DOCUMENT PASSAGE:
* * * * * * * * *

A Defendant May Want to Hold His District Court Preliminary Examination in the Following Circumstances:
- The defense can expose weaknesses in the prosecutor’s case at the preliminary examination. Even if the preliminary examination does not result in a dismissal of the case, bringing light to the shortcomings of the prosecution’s evidence may make the prosecution more likely to engage in favorable plea negotiations. A circuit judge might be inclined to impose a lenient sentence in light of mitigating evidence produced at the preliminary examination hearing. Of course, the risk in holding the examination is that the evidence or testimony may have the opposite effect. Holding a preliminary examination to expose mitigating evidence should be approached very cautiously.
- The preliminary exam will allow testimony that the defense can use to impeach a witness at the trial. Eliciting testimony is essential if a witness has credibility problems or is likely to change their testimony or lie at trial. An experienced trial lawyer will use the preliminary examination to judge how credible a witness may later be at trial.
- The defense attorney might use a preliminary examination to determine if pretrial motions are appropriate or to develop evidence for such a motion. For example, a defense lawyer can use the preliminary examination to preview an officer’s testimony regarding an alleged confession before an evidentiary hearing.

* * * * * * * * *

Source records:

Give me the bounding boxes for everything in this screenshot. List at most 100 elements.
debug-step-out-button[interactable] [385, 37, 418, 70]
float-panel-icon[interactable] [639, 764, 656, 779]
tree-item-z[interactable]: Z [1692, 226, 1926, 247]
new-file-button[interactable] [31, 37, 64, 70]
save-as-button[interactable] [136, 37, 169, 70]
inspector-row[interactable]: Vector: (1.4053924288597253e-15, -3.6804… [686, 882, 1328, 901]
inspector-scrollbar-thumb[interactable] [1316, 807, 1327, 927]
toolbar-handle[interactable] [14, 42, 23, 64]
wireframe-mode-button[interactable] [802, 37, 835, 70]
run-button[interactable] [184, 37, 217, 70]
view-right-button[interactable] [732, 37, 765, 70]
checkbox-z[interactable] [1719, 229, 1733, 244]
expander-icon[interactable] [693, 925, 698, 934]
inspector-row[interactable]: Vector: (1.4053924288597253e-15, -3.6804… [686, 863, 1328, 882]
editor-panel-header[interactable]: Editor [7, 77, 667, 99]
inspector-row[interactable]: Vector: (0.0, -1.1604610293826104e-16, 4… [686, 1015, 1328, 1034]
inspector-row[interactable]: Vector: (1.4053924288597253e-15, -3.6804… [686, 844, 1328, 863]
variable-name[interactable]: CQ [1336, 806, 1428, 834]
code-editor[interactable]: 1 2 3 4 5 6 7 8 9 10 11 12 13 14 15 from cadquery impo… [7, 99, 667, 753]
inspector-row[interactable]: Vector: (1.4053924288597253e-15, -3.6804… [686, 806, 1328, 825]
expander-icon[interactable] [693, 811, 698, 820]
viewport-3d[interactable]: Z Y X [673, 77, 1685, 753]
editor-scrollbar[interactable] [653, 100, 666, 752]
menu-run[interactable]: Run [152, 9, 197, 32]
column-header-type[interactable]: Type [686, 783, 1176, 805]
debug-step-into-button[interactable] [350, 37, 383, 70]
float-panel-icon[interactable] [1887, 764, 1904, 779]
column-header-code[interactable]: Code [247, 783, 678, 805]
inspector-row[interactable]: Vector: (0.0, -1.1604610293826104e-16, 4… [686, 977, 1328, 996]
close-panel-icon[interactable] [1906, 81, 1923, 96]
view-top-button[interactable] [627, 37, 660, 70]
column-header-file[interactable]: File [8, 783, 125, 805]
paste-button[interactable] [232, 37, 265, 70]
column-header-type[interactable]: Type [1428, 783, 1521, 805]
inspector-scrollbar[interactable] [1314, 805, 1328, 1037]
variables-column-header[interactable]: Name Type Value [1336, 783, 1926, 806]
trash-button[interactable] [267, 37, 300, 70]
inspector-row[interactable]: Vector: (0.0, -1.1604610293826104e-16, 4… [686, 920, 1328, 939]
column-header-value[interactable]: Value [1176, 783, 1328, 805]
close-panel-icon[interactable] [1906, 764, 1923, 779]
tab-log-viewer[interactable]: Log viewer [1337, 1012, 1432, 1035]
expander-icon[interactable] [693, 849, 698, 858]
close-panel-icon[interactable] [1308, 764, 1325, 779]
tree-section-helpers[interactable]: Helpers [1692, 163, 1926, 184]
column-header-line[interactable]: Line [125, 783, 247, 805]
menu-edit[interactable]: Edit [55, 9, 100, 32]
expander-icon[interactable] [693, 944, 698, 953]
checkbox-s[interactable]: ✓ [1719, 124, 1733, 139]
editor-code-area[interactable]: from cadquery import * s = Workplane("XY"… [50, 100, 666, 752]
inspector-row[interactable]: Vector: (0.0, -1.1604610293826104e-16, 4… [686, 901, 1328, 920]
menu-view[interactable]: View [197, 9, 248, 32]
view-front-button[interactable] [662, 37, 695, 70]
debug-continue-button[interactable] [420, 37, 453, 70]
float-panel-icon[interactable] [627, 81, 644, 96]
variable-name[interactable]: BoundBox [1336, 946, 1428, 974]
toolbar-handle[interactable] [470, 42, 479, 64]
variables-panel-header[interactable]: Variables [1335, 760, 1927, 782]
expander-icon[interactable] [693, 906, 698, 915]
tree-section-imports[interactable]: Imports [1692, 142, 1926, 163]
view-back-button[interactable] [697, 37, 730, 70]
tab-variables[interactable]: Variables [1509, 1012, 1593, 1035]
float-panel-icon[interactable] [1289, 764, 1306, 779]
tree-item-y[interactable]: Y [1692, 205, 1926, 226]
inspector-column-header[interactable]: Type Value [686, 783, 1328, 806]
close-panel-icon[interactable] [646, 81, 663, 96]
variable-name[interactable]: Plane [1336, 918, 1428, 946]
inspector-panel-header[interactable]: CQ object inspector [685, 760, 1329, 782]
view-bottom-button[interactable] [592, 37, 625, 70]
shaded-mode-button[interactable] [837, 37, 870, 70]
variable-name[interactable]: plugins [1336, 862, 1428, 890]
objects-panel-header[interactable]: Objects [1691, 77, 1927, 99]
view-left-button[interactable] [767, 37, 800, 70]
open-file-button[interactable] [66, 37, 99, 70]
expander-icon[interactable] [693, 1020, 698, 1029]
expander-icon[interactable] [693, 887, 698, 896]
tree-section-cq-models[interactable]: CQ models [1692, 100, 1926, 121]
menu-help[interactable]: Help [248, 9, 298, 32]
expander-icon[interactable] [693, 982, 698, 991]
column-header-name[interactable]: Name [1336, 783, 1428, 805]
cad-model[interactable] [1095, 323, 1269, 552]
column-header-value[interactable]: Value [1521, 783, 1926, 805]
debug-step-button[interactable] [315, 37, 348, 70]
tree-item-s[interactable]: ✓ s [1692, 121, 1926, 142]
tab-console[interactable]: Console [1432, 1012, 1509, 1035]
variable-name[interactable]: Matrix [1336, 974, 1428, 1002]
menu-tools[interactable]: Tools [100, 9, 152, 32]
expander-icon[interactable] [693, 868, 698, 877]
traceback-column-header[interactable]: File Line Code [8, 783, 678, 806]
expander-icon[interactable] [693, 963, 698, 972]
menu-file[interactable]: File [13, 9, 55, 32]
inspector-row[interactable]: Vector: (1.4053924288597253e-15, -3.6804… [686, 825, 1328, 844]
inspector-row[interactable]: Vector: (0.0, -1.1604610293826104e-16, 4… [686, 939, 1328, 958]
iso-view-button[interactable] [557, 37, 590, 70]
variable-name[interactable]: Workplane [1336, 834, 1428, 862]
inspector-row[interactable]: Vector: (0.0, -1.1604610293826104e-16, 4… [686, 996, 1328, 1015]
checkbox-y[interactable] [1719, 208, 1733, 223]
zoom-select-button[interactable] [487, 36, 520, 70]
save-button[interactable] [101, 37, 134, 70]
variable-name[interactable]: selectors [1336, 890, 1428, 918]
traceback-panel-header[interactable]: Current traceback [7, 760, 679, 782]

* * * * * * * * *

Can you repeat the passage on preliminary examinations word for word, starting with "- The preliminary" and going on through "an evidentiary hearing."? None of the entries are needed here.

- The preliminary exam will allow testimony that the defense can use to impeach a witness at the trial. Eliciting testimony is essential if a witness has credibility problems or is likely to change their testimony or lie at trial. An experienced trial lawyer will use the preliminary examination to judge how credible a witness may later be at trial.
- The defense attorney might use a preliminary examination to determine if pretrial motions are appropriate or to develop evidence for such a motion. For example, a defense lawyer can use the preliminary examination to preview an officer’s testimony regarding an alleged confession before an evidentiary hearing.